Please transcribe the data below exactly. Leave the pictures out.

— START Task data —

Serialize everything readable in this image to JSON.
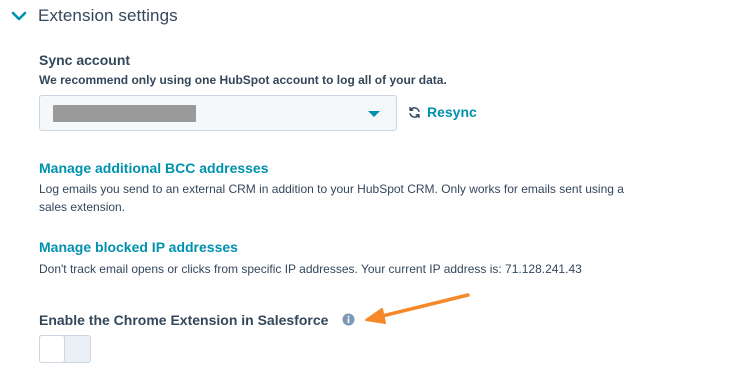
{
  "section": {
    "title": "Extension settings"
  },
  "sync": {
    "label": "Sync account",
    "help": "We recommend only using one HubSpot account to log all of your data.",
    "selected_account": "",
    "resync_label": "Resync"
  },
  "bcc": {
    "link_label": "Manage additional BCC addresses",
    "help": "Log emails you send to an external CRM in addition to your HubSpot CRM. Only works for emails sent using a sales extension."
  },
  "blocked_ip": {
    "link_label": "Manage blocked IP addresses",
    "help": "Don't track email opens or clicks from specific IP addresses. Your current IP address is: 71.128.241.43"
  },
  "chrome_ext": {
    "label": "Enable the Chrome Extension in Salesforce",
    "enabled": false
  },
  "colors": {
    "text": "#33475b",
    "link": "#0091ae",
    "arrow": "#f5892a",
    "border": "#cbd6e2"
  },
  "icons": [
    "chevron-down-icon",
    "dropdown-caret-icon",
    "refresh-icon",
    "info-icon",
    "arrow-annotation"
  ]
}
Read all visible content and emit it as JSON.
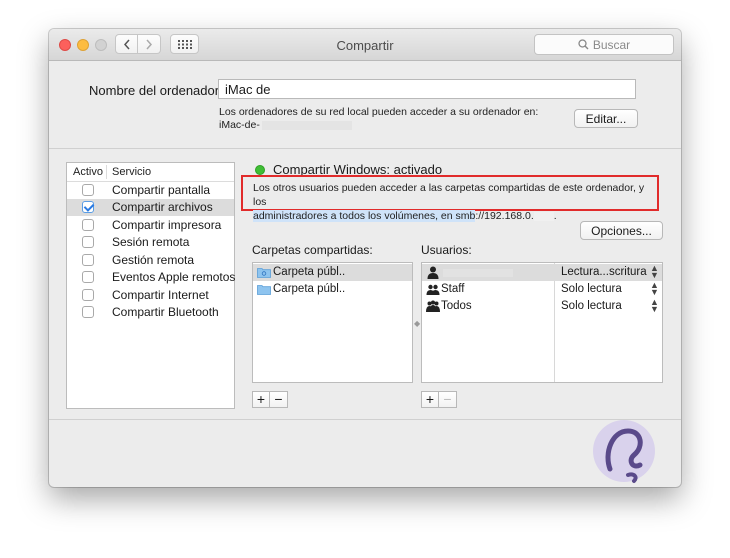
{
  "window": {
    "title": "Compartir",
    "search_placeholder": "Buscar"
  },
  "computer": {
    "label": "Nombre del ordenador:",
    "name_value": "iMac de",
    "description_line1": "Los ordenadores de su red local pueden acceder a su ordenador en:",
    "description_line2": "iMac-de-",
    "edit_button": "Editar..."
  },
  "services": {
    "header_active": "Activo",
    "header_service": "Servicio",
    "items": [
      {
        "label": "Compartir pantalla",
        "checked": false
      },
      {
        "label": "Compartir archivos",
        "checked": true
      },
      {
        "label": "Compartir impresora",
        "checked": false
      },
      {
        "label": "Sesión remota",
        "checked": false
      },
      {
        "label": "Gestión remota",
        "checked": false
      },
      {
        "label": "Eventos Apple remotos",
        "checked": false
      },
      {
        "label": "Compartir Internet",
        "checked": false
      },
      {
        "label": "Compartir Bluetooth",
        "checked": false
      }
    ]
  },
  "status": {
    "text": "Compartir Windows: activado",
    "color": "#3fbe35"
  },
  "info": {
    "line1": "Los otros usuarios pueden acceder a las carpetas compartidas de este ordenador, y los",
    "line2_highlight": "administradores a todos los volúmenes, en smb",
    "line2_rest": "://192.168.0.",
    "line2_end": "."
  },
  "options_button": "Opciones...",
  "folders": {
    "label": "Carpetas compartidas:",
    "items": [
      "Carpeta públ..",
      "Carpeta públ.."
    ]
  },
  "users": {
    "label": "Usuarios:",
    "items": [
      {
        "name": "",
        "permission": "Lectura...scritura"
      },
      {
        "name": "Staff",
        "permission": "Solo lectura"
      },
      {
        "name": "Todos",
        "permission": "Solo lectura"
      }
    ]
  },
  "controls": {
    "add": "+",
    "remove": "−"
  },
  "colors": {
    "highlight_box": "#e12b2b",
    "selection_highlight": "#cfe3f9"
  }
}
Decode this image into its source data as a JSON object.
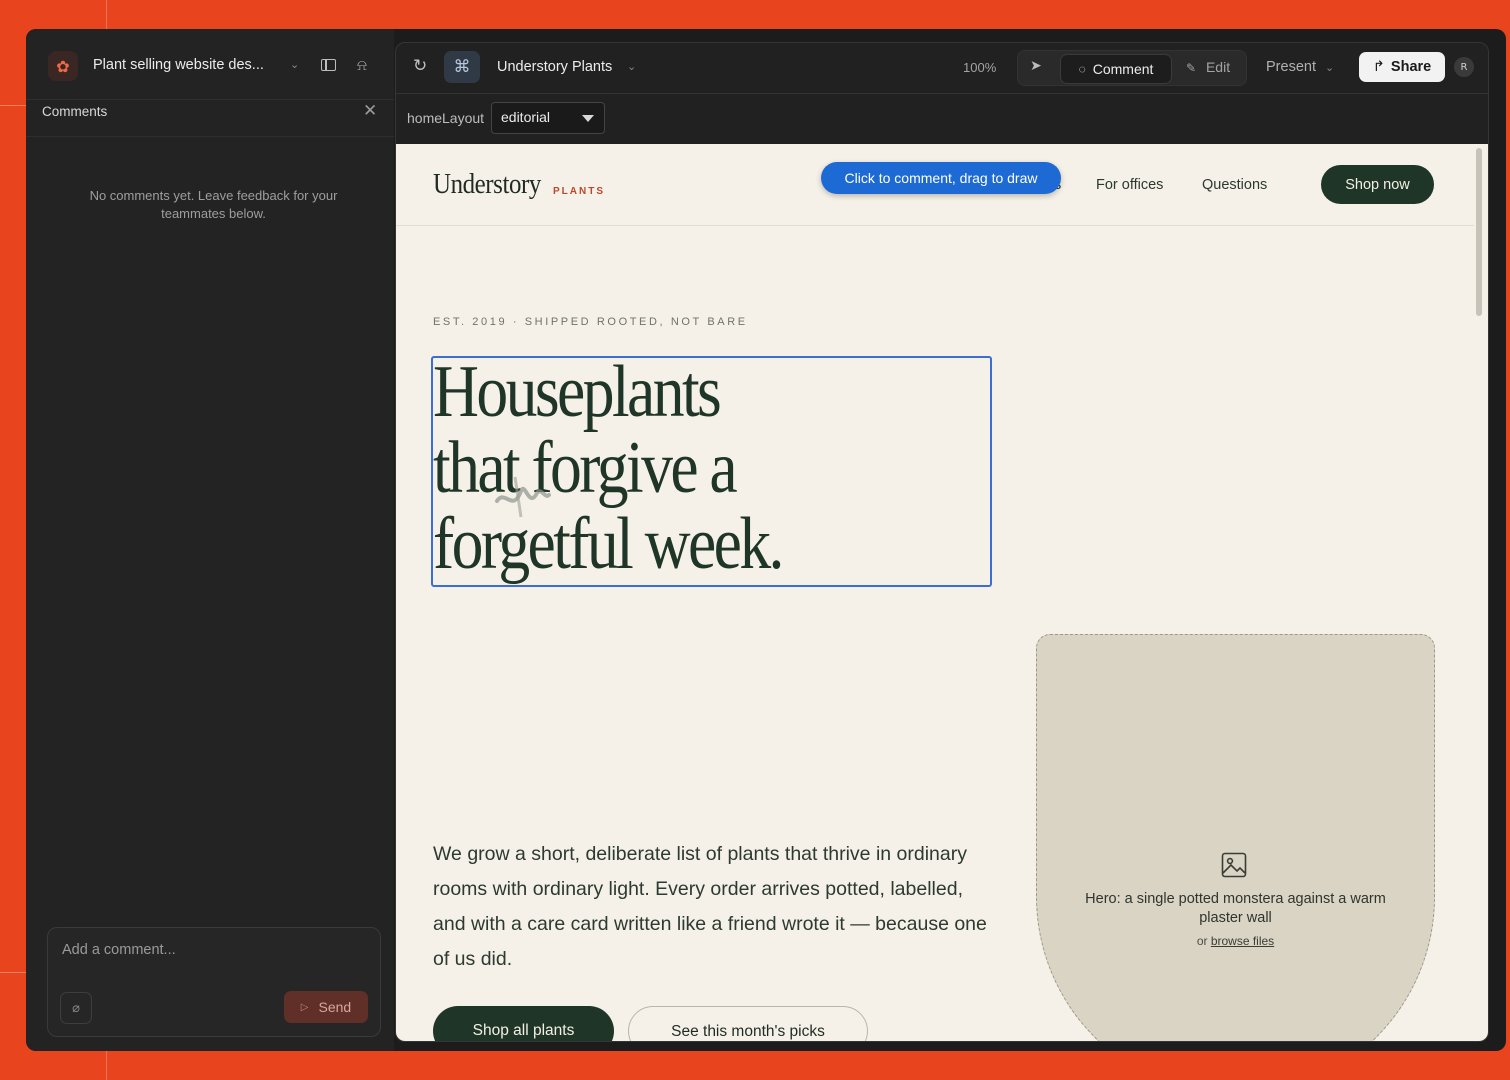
{
  "app": {
    "project_title": "Plant selling website des...",
    "panel_title": "Comments",
    "empty_message": "No comments yet. Leave feedback for your teammates below.",
    "composer_placeholder": "Add a comment...",
    "send_label": "Send"
  },
  "toolbar": {
    "page_name": "Understory Plants",
    "zoom": "100%",
    "comment_label": "Comment",
    "edit_label": "Edit",
    "present_label": "Present",
    "share_label": "Share",
    "avatar_initial": "R"
  },
  "props": {
    "label": "homeLayout",
    "value": "editorial"
  },
  "site": {
    "brand": "Understory",
    "brand_sub": "PLANTS",
    "nav_partial": "s",
    "nav": [
      "For offices",
      "Questions"
    ],
    "cta": "Shop now",
    "tooltip": "Click to comment, drag to draw",
    "eyebrow": "EST. 2019 · SHIPPED ROOTED, NOT BARE",
    "headline": "Houseplants\nthat forgive a\nforgetful week.",
    "body": "We grow a short, deliberate list of plants that thrive in ordinary rooms with ordinary light. Every order arrives potted, labelled, and with a care card written like a friend wrote it — because one of us did.",
    "btn_primary": "Shop all plants",
    "btn_secondary": "See this month's picks",
    "hero_caption": "Hero: a single potted monstera against a warm plaster wall",
    "hero_or": "or",
    "hero_browse": "browse files"
  },
  "colors": {
    "outer_bg": "#e8451e",
    "accent_blue": "#1e6ad4",
    "forest": "#1f3527",
    "cream": "#f5f1e8"
  }
}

— END Task data —

◆ **Task solution**
Serialize everything readable in this image to JSON.
{
  "section": {
    "title": "Extension settings"
  },
  "sync": {
    "label": "Sync account",
    "help": "We recommend only using one HubSpot account to log all of your data.",
    "selected_account": "",
    "resync_label": "Resync"
  },
  "bcc": {
    "link_label": "Manage additional BCC addresses",
    "help": "Log emails you send to an external CRM in addition to your HubSpot CRM. Only works for emails sent using a sales extension."
  },
  "blocked_ip": {
    "link_label": "Manage blocked IP addresses",
    "help": "Don't track email opens or clicks from specific IP addresses. Your current IP address is: 71.128.241.43"
  },
  "chrome_ext": {
    "label": "Enable the Chrome Extension in Salesforce",
    "enabled": false
  },
  "colors": {
    "text": "#33475b",
    "link": "#0091ae",
    "arrow": "#f5892a",
    "border": "#cbd6e2"
  },
  "icons": [
    "chevron-down-icon",
    "dropdown-caret-icon",
    "refresh-icon",
    "info-icon",
    "arrow-annotation"
  ]
}
Read all visible content and emit it as JSON.
{
  "window": {
    "title": "Compartir",
    "search_placeholder": "Buscar"
  },
  "computer": {
    "label": "Nombre del ordenador:",
    "name_value": "iMac de",
    "description_line1": "Los ordenadores de su red local pueden acceder a su ordenador en:",
    "description_line2": "iMac-de-",
    "edit_button": "Editar..."
  },
  "services": {
    "header_active": "Activo",
    "header_service": "Servicio",
    "items": [
      {
        "label": "Compartir pantalla",
        "checked": false
      },
      {
        "label": "Compartir archivos",
        "checked": true
      },
      {
        "label": "Compartir impresora",
        "checked": false
      },
      {
        "label": "Sesión remota",
        "checked": false
      },
      {
        "label": "Gestión remota",
        "checked": false
      },
      {
        "label": "Eventos Apple remotos",
        "checked": false
      },
      {
        "label": "Compartir Internet",
        "checked": false
      },
      {
        "label": "Compartir Bluetooth",
        "checked": false
      }
    ]
  },
  "status": {
    "text": "Compartir Windows: activado",
    "color": "#3fbe35"
  },
  "info": {
    "line1": "Los otros usuarios pueden acceder a las carpetas compartidas de este ordenador, y los",
    "line2_highlight": "administradores a todos los volúmenes, en smb",
    "line2_rest": "://192.168.0.",
    "line2_end": "."
  },
  "options_button": "Opciones...",
  "folders": {
    "label": "Carpetas compartidas:",
    "items": [
      "Carpeta públ..",
      "Carpeta públ.."
    ]
  },
  "users": {
    "label": "Usuarios:",
    "items": [
      {
        "name": "",
        "permission": "Lectura...scritura"
      },
      {
        "name": "Staff",
        "permission": "Solo lectura"
      },
      {
        "name": "Todos",
        "permission": "Solo lectura"
      }
    ]
  },
  "controls": {
    "add": "+",
    "remove": "−"
  },
  "colors": {
    "highlight_box": "#e12b2b",
    "selection_highlight": "#cfe3f9"
  }
}
Decode this image into its source data as a JSON object.
{
  "app": {
    "project_title": "Plant selling website des...",
    "panel_title": "Comments",
    "empty_message": "No comments yet. Leave feedback for your teammates below.",
    "composer_placeholder": "Add a comment...",
    "send_label": "Send"
  },
  "toolbar": {
    "page_name": "Understory Plants",
    "zoom": "100%",
    "comment_label": "Comment",
    "edit_label": "Edit",
    "present_label": "Present",
    "share_label": "Share",
    "avatar_initial": "R"
  },
  "props": {
    "label": "homeLayout",
    "value": "editorial"
  },
  "site": {
    "brand": "Understory",
    "brand_sub": "PLANTS",
    "nav_partial": "s",
    "nav": [
      "For offices",
      "Questions"
    ],
    "cta": "Shop now",
    "tooltip": "Click to comment, drag to draw",
    "eyebrow": "EST. 2019 · SHIPPED ROOTED, NOT BARE",
    "headline": "Houseplants\nthat forgive a\nforgetful week.",
    "body": "We grow a short, deliberate list of plants that thrive in ordinary rooms with ordinary light. Every order arrives potted, labelled, and with a care card written like a friend wrote it — because one of us did.",
    "btn_primary": "Shop all plants",
    "btn_secondary": "See this month's picks",
    "hero_caption": "Hero: a single potted monstera against a warm plaster wall",
    "hero_or": "or",
    "hero_browse": "browse files"
  },
  "colors": {
    "outer_bg": "#e8451e",
    "accent_blue": "#1e6ad4",
    "forest": "#1f3527",
    "cream": "#f5f1e8"
  }
}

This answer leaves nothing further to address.